### The input
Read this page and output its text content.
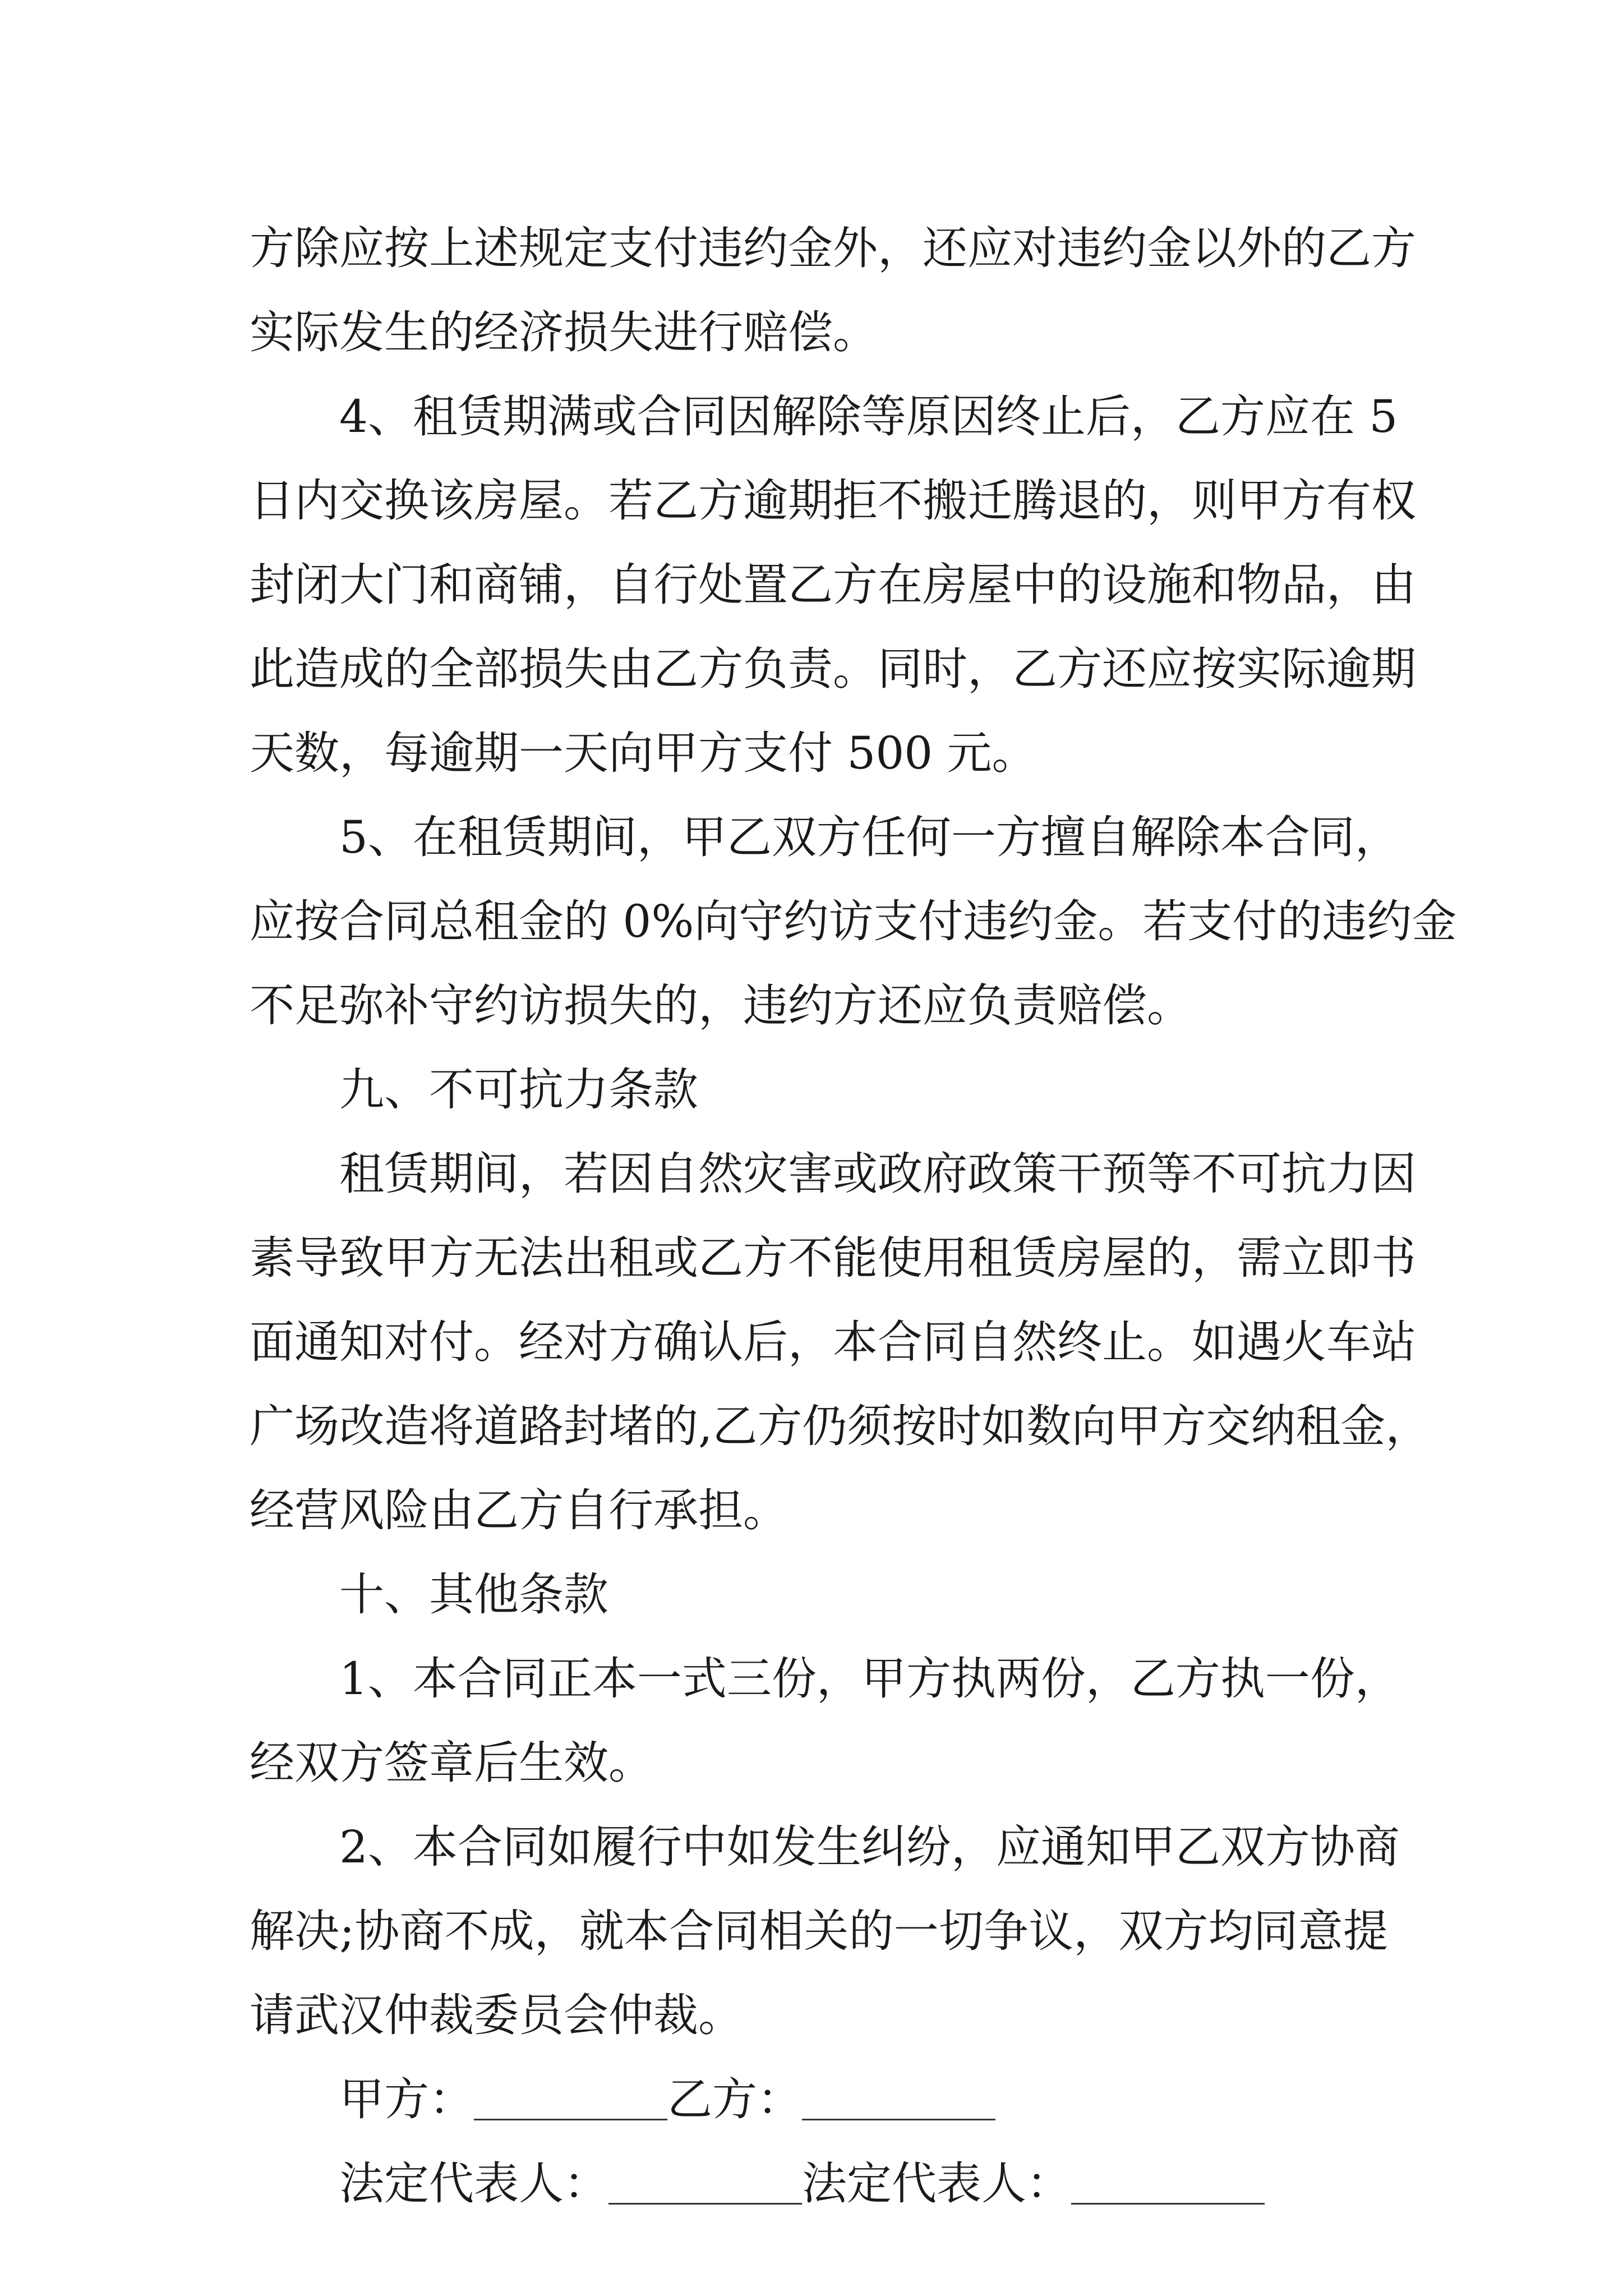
方除应按上述规定支付违约金外，还应对违约金以外的乙方
实际发生的经济损失进行赔偿。
4、租赁期满或合同因解除等原因终止后，乙方应在 5
日内交换该房屋。若乙方逾期拒不搬迁腾退的，则甲方有权
封闭大门和商铺，自行处置乙方在房屋中的设施和物品，由
此造成的全部损失由乙方负责。同时，乙方还应按实际逾期
天数，每逾期一天向甲方支付 500 元。
5、在租赁期间，甲乙双方任何一方擅自解除本合同，
应按合同总租金的 0%向守约访支付违约金。若支付的违约金
不足弥补守约访损失的，违约方还应负责赔偿。
九、不可抗力条款
租赁期间，若因自然灾害或政府政策干预等不可抗力因
素导致甲方无法出租或乙方不能使用租赁房屋的，需立即书
面通知对付。经对方确认后，本合同自然终止。如遇火车站
广场改造将道路封堵的,乙方仍须按时如数向甲方交纳租金，
经营风险由乙方自行承担。
十、其他条款
1、本合同正本一式三份，甲方执两份，乙方执一份，
经双方签章后生效。
2、本合同如履行中如发生纠纷，应通知甲乙双方协商
解决;协商不成，就本合同相关的一切争议，双方均同意提
请武汉仲裁委员会仲裁。
甲方：	乙方：
法定代表人：	法定代表人：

### Set task
The data above should be repeated exactly, minus any pictures.

### Solution
Read this page and output its text content.
方除应按上述规定支付违约金外，还应对违约金以外的乙方
实际发生的经济损失进行赔偿。
4、租赁期满或合同因解除等原因终止后，乙方应在 5
日内交换该房屋。若乙方逾期拒不搬迁腾退的，则甲方有权
封闭大门和商铺，自行处置乙方在房屋中的设施和物品，由
此造成的全部损失由乙方负责。同时，乙方还应按实际逾期
天数，每逾期一天向甲方支付 500 元。
5、在租赁期间，甲乙双方任何一方擅自解除本合同，
应按合同总租金的 0%向守约访支付违约金。若支付的违约金
不足弥补守约访损失的，违约方还应负责赔偿。
九、不可抗力条款
租赁期间，若因自然灾害或政府政策干预等不可抗力因
素导致甲方无法出租或乙方不能使用租赁房屋的，需立即书
面通知对付。经对方确认后，本合同自然终止。如遇火车站
广场改造将道路封堵的,乙方仍须按时如数向甲方交纳租金，
经营风险由乙方自行承担。
十、其他条款
1、本合同正本一式三份，甲方执两份，乙方执一份，
经双方签章后生效。
2、本合同如履行中如发生纠纷，应通知甲乙双方协商
解决;协商不成，就本合同相关的一切争议，双方均同意提
请武汉仲裁委员会仲裁。
甲方：	乙方：
法定代表人：	法定代表人：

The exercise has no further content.